*** Opening of EXCERPTED PASSAGE ***

Hello,
I deployed MAAS and configured Auth to use Candid without Rbac.
When i hit the page http://MAAS_VIP:5240/MAAS/r/, it auto spawn a Candid login page on a new window(http://MAAS_VIP:8081/login-redirect…)
I login on that new window with credentials and it returns like “You are now logged in as admin, you can now close the window”.
However when i closed the Candid login window, the maas windows doesn’t refresh automatically.
Is there something i’m missing here?
I used this command to configure MAAS to point to Candid. I’m using maas version 3.4.3-14361-g.56ec7f0c23-0ubuntu1~22.04.1 and candid v1.8.1 799.
maas configauth --rbac-url ‘’ --candid-agent-file /var/snap/candid/799/admin.keys --candid-domain ‘example.com’ --candid-admin-group admin,group1
Any takers? I’m able to authenticate with Candid but MAAS UI is not refreshing.
Upgraded to the latest maas version 3.5.0-16308-g.c799a1080-0ubuntu1~22.04.1 and issue persist.
Candid is able to authenticate a user but MAAs Web UI doesn’t refresh the login page.
Using MAAS cli shows an error - “third party refused dischargex: discharge failed with code 500”

*** Close of EXCERPTED PASSAGE ***
*** Opening of EXTRACTED DATA ***

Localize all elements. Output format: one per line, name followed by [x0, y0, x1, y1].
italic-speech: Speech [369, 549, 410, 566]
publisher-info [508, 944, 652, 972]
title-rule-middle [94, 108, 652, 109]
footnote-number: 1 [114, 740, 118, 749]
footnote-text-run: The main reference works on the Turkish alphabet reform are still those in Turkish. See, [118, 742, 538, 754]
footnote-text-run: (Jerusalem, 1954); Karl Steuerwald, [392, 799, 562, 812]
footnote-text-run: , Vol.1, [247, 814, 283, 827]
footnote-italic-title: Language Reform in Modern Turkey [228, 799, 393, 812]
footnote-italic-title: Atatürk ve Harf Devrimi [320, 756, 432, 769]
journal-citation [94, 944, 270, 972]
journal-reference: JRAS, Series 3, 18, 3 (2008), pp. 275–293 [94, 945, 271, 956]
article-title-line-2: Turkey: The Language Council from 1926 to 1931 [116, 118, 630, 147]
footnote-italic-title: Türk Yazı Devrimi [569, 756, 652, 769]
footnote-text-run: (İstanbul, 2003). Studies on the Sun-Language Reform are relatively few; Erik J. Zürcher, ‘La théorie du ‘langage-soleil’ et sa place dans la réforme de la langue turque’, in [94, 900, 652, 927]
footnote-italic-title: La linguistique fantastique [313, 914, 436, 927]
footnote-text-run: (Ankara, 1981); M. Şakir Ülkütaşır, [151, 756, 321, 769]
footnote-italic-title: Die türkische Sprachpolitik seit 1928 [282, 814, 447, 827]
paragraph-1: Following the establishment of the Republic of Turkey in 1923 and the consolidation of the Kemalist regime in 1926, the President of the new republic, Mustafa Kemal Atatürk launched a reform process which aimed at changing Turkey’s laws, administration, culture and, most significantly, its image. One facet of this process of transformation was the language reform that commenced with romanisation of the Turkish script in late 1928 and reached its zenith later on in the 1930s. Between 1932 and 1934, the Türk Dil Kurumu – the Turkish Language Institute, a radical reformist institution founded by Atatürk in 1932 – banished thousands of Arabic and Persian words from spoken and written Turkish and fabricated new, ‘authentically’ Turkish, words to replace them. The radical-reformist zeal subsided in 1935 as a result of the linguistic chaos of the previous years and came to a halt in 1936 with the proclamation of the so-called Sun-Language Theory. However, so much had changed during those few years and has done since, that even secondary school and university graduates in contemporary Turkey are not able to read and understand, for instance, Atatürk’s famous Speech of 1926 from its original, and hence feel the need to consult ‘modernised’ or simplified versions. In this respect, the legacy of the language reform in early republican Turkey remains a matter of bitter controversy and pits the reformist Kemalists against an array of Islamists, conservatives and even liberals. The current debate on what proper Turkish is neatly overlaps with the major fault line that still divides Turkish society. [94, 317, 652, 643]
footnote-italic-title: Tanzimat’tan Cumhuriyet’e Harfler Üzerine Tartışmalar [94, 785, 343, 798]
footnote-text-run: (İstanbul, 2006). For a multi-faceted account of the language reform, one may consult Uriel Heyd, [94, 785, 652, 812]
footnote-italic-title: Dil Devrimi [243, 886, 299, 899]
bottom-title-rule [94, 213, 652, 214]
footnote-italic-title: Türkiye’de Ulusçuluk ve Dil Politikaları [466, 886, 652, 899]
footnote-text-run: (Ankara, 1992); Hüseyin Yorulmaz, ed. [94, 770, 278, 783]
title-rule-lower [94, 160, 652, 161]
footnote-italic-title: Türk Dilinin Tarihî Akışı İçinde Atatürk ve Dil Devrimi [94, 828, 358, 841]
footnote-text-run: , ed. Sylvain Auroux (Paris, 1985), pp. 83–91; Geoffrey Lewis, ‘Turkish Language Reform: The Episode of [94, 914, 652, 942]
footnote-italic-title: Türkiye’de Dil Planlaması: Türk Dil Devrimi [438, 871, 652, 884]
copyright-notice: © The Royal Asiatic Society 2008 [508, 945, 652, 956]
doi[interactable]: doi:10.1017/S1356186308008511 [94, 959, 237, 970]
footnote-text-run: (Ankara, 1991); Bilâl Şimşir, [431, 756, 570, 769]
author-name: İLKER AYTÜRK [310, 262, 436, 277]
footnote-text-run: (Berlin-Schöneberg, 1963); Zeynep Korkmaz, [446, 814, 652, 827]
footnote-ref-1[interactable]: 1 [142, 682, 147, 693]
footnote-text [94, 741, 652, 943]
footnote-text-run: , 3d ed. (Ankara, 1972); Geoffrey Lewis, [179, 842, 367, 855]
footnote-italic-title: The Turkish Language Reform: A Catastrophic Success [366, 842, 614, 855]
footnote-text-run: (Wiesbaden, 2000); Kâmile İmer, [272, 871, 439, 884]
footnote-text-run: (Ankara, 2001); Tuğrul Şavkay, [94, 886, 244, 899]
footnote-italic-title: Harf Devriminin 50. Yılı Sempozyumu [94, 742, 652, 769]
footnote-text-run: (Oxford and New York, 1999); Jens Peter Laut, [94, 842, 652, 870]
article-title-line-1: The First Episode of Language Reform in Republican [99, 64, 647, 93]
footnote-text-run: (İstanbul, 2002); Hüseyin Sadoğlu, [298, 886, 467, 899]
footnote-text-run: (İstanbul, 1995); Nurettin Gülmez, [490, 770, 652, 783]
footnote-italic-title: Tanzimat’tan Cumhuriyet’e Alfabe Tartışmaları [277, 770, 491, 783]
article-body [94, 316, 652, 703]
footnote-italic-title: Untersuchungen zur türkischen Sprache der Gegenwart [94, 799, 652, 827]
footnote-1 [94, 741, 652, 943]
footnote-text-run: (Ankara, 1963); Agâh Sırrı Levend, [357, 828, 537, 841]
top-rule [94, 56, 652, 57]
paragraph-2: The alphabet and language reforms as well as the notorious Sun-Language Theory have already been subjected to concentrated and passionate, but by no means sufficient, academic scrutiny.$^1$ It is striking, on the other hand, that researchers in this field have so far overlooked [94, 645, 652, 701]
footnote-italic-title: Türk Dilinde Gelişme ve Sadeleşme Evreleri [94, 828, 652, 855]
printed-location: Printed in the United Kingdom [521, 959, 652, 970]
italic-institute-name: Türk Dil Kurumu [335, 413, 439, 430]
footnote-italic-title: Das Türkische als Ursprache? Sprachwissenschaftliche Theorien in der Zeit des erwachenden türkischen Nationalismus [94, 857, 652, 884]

*** Close of EXTRACTED DATA ***

◆ WHAT IS NEEDED ◆
Please list every option flag passed to the maas configauth command in the MAAS and Candid login thread above.

◆ RESULT FOR THIS EXERCISE ◆
--rbac-url
--candid-agent-file
--candid-domain
--candid-admin-group